AIM
Copy out the lines that have "x²y²" in them.

MATERIAL SUPPLIED

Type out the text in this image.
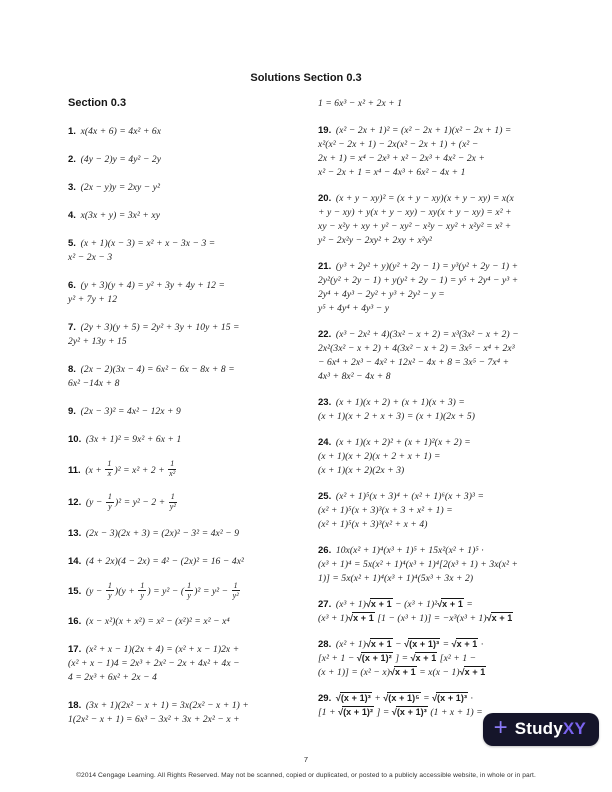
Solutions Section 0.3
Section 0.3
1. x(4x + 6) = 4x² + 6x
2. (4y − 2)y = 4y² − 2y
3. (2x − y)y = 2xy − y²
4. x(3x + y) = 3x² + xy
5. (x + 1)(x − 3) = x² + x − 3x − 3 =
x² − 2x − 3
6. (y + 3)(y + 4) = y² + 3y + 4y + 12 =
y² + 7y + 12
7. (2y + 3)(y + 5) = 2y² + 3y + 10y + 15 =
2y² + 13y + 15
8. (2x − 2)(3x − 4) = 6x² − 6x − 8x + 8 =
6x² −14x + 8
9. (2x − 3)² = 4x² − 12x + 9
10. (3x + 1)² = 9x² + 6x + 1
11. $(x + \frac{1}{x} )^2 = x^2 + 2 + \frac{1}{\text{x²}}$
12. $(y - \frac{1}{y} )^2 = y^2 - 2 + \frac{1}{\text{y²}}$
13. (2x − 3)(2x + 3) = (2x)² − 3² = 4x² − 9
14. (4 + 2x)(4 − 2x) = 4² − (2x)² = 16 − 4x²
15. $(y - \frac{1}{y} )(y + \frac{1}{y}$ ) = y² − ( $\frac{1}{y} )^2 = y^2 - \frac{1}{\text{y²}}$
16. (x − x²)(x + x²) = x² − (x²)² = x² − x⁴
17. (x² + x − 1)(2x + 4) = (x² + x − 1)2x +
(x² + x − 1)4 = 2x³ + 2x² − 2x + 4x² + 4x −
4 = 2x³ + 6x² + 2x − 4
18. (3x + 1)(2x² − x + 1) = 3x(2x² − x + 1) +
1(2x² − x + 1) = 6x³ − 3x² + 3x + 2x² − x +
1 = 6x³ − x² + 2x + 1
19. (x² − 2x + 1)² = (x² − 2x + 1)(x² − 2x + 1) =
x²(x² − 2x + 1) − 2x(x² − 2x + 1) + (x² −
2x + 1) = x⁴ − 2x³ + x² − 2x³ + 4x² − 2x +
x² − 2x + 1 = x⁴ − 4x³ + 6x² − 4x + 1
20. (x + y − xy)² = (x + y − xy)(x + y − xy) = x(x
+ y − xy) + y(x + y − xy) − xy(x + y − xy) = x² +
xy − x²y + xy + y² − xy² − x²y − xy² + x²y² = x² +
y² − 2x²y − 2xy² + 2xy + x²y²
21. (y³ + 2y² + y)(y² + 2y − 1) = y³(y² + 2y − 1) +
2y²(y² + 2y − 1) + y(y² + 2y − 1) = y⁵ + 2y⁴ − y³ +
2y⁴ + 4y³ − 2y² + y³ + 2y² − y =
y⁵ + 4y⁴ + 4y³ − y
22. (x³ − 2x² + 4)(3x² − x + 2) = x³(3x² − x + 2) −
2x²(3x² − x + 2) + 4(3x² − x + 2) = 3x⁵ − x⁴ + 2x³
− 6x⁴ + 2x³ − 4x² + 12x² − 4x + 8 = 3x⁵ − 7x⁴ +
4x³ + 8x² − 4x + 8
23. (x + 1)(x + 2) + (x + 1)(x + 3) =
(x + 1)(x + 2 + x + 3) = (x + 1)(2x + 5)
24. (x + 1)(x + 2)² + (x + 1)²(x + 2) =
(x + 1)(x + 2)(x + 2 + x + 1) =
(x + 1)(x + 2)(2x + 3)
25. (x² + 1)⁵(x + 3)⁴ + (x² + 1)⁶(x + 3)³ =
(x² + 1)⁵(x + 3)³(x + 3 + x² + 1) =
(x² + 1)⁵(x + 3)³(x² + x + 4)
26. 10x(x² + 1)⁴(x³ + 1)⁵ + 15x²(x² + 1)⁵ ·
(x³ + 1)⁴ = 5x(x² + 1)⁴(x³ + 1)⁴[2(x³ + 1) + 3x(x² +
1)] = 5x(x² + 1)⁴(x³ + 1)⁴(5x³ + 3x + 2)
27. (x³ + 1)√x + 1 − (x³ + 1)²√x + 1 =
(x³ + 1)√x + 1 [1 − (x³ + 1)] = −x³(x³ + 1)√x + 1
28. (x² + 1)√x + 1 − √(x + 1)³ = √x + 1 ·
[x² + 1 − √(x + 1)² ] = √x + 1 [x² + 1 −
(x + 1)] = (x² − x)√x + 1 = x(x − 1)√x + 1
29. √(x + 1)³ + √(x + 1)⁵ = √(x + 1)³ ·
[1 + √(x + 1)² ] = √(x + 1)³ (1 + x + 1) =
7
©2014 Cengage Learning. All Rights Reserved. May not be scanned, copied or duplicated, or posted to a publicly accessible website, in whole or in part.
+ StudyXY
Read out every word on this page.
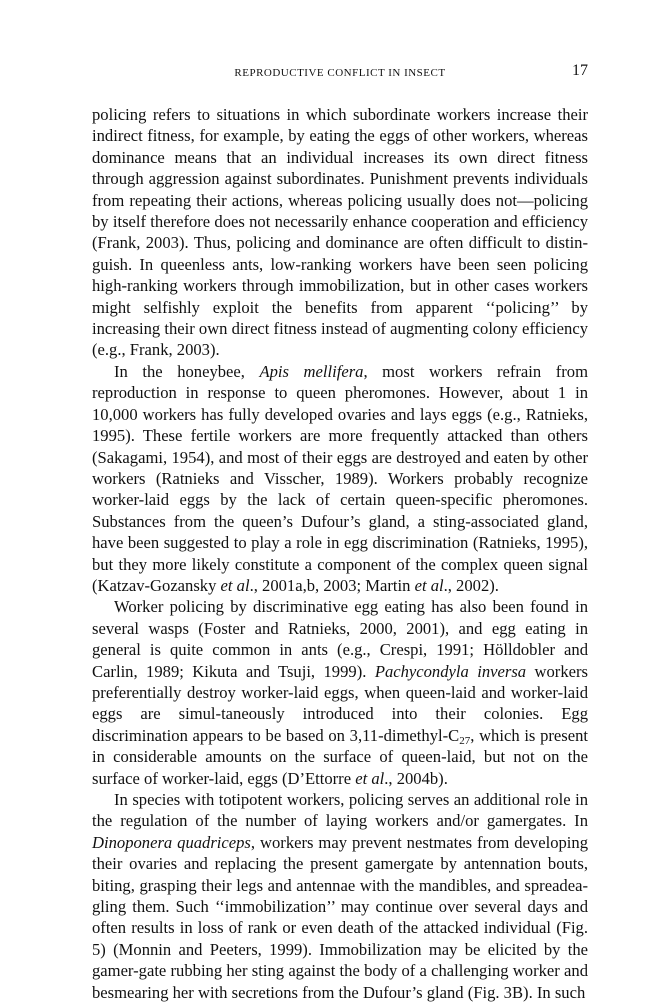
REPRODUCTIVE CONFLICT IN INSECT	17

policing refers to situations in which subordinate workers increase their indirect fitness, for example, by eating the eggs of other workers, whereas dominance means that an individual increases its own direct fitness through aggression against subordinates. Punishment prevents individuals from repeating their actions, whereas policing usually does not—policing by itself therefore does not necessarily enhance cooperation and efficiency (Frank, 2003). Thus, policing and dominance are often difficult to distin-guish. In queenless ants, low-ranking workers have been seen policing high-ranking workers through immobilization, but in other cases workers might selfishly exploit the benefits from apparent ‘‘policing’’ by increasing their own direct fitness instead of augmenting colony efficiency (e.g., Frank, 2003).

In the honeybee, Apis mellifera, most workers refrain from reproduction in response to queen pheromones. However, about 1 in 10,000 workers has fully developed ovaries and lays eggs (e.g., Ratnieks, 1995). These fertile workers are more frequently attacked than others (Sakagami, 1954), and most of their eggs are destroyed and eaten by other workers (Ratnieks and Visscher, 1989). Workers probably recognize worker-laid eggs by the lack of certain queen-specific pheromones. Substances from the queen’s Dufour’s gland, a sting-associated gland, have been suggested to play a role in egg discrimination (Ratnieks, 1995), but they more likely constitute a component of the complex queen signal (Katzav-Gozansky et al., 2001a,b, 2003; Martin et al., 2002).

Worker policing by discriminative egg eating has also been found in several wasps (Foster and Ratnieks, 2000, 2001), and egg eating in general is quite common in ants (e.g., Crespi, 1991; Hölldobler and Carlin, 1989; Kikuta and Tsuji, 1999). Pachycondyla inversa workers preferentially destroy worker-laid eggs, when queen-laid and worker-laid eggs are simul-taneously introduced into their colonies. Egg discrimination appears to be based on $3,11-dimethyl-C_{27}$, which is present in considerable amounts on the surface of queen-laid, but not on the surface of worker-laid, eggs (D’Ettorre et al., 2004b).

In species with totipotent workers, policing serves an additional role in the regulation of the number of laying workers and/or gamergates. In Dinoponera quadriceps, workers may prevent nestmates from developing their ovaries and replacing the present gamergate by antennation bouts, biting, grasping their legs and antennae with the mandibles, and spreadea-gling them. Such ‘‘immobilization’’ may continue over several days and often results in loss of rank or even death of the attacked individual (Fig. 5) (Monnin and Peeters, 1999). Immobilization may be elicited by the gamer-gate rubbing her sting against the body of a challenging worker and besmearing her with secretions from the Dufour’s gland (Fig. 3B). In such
==
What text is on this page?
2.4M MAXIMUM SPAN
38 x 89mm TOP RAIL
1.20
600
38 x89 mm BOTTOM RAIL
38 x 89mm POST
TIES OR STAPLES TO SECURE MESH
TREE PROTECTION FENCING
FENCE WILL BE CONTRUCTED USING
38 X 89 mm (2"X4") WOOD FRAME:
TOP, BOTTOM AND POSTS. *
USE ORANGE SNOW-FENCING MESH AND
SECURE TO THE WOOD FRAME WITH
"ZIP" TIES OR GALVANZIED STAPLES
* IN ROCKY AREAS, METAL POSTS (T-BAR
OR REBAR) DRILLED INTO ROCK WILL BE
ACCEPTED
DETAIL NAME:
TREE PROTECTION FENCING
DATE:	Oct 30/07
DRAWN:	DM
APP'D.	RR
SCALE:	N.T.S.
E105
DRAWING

EXERCISE SOLUTION
xy − x²y + xy + y² − xy² − x²y − xy² + x²y² = x² +
y² − 2x²y − 2xy² + 2xy + x²y²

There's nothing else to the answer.